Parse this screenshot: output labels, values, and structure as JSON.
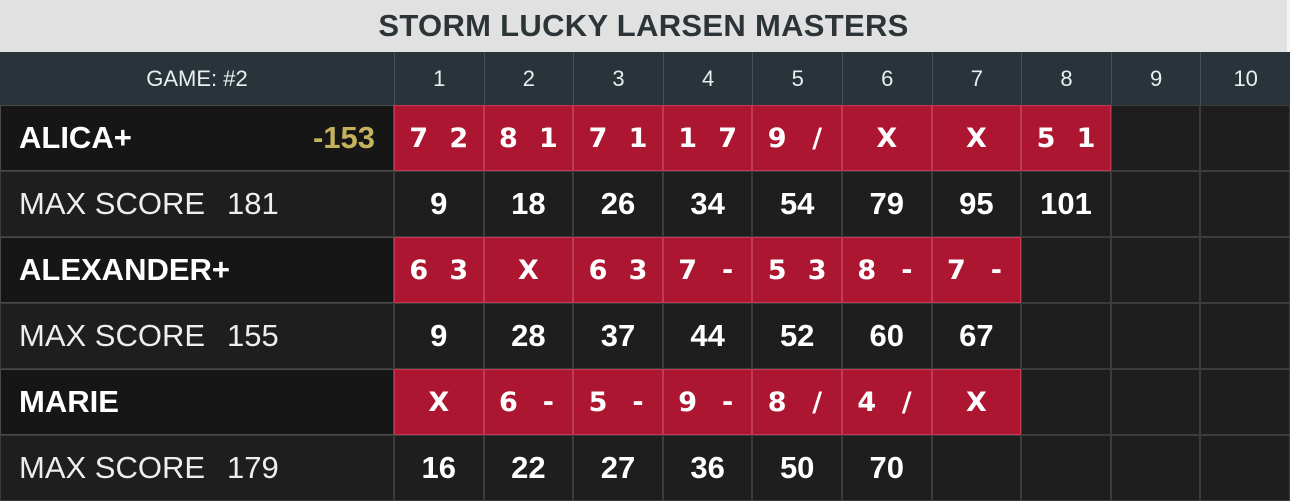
{
  "title": "STORM LUCKY LARSEN MASTERS",
  "header": {
    "game_label": "GAME: #2",
    "frames": [
      "1",
      "2",
      "3",
      "4",
      "5",
      "6",
      "7",
      "8",
      "9",
      "10"
    ]
  },
  "colors": {
    "rolls_bg": "#ac1631",
    "header_bg": "#28333a",
    "title_bg": "#e1e1e1",
    "handicap": "#c4b25c"
  },
  "players": [
    {
      "name": "ALICA+",
      "handicap": "-153",
      "max_label": "MAX SCORE",
      "max_value": "181",
      "rolls": [
        [
          "7",
          "2"
        ],
        [
          "8",
          "1"
        ],
        [
          "7",
          "1"
        ],
        [
          "1",
          "7"
        ],
        [
          "9",
          "/"
        ],
        [
          "X",
          ""
        ],
        [
          "X",
          ""
        ],
        [
          "5",
          "1"
        ],
        null,
        null
      ],
      "scores": [
        "9",
        "18",
        "26",
        "34",
        "54",
        "79",
        "95",
        "101",
        "",
        ""
      ]
    },
    {
      "name": "ALEXANDER+",
      "handicap": "",
      "max_label": "MAX SCORE",
      "max_value": "155",
      "rolls": [
        [
          "6",
          "3"
        ],
        [
          "X",
          ""
        ],
        [
          "6",
          "3"
        ],
        [
          "7",
          "-"
        ],
        [
          "5",
          "3"
        ],
        [
          "8",
          "-"
        ],
        [
          "7",
          "-"
        ],
        null,
        null,
        null
      ],
      "scores": [
        "9",
        "28",
        "37",
        "44",
        "52",
        "60",
        "67",
        "",
        "",
        ""
      ]
    },
    {
      "name": "MARIE",
      "handicap": "",
      "max_label": "MAX SCORE",
      "max_value": "179",
      "rolls": [
        [
          "X",
          ""
        ],
        [
          "6",
          "-"
        ],
        [
          "5",
          "-"
        ],
        [
          "9",
          "-"
        ],
        [
          "8",
          "/"
        ],
        [
          "4",
          "/"
        ],
        [
          "X",
          ""
        ],
        null,
        null,
        null
      ],
      "scores": [
        "16",
        "22",
        "27",
        "36",
        "50",
        "70",
        "",
        "",
        "",
        ""
      ]
    }
  ]
}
═══
WHAT YOU WILL DO →
All records above are to be printed exactly, minus the pictures they contain.

EXPECTED ANSWER →
Parse this screenshot: output labels, values, and structure as JSON.
{
  "title": "STORM LUCKY LARSEN MASTERS",
  "header": {
    "game_label": "GAME: #2",
    "frames": [
      "1",
      "2",
      "3",
      "4",
      "5",
      "6",
      "7",
      "8",
      "9",
      "10"
    ]
  },
  "colors": {
    "rolls_bg": "#ac1631",
    "header_bg": "#28333a",
    "title_bg": "#e1e1e1",
    "handicap": "#c4b25c"
  },
  "players": [
    {
      "name": "ALICA+",
      "handicap": "-153",
      "max_label": "MAX SCORE",
      "max_value": "181",
      "rolls": [
        [
          "7",
          "2"
        ],
        [
          "8",
          "1"
        ],
        [
          "7",
          "1"
        ],
        [
          "1",
          "7"
        ],
        [
          "9",
          "/"
        ],
        [
          "X",
          ""
        ],
        [
          "X",
          ""
        ],
        [
          "5",
          "1"
        ],
        null,
        null
      ],
      "scores": [
        "9",
        "18",
        "26",
        "34",
        "54",
        "79",
        "95",
        "101",
        "",
        ""
      ]
    },
    {
      "name": "ALEXANDER+",
      "handicap": "",
      "max_label": "MAX SCORE",
      "max_value": "155",
      "rolls": [
        [
          "6",
          "3"
        ],
        [
          "X",
          ""
        ],
        [
          "6",
          "3"
        ],
        [
          "7",
          "-"
        ],
        [
          "5",
          "3"
        ],
        [
          "8",
          "-"
        ],
        [
          "7",
          "-"
        ],
        null,
        null,
        null
      ],
      "scores": [
        "9",
        "28",
        "37",
        "44",
        "52",
        "60",
        "67",
        "",
        "",
        ""
      ]
    },
    {
      "name": "MARIE",
      "handicap": "",
      "max_label": "MAX SCORE",
      "max_value": "179",
      "rolls": [
        [
          "X",
          ""
        ],
        [
          "6",
          "-"
        ],
        [
          "5",
          "-"
        ],
        [
          "9",
          "-"
        ],
        [
          "8",
          "/"
        ],
        [
          "4",
          "/"
        ],
        [
          "X",
          ""
        ],
        null,
        null,
        null
      ],
      "scores": [
        "16",
        "22",
        "27",
        "36",
        "50",
        "70",
        "",
        "",
        "",
        ""
      ]
    }
  ]
}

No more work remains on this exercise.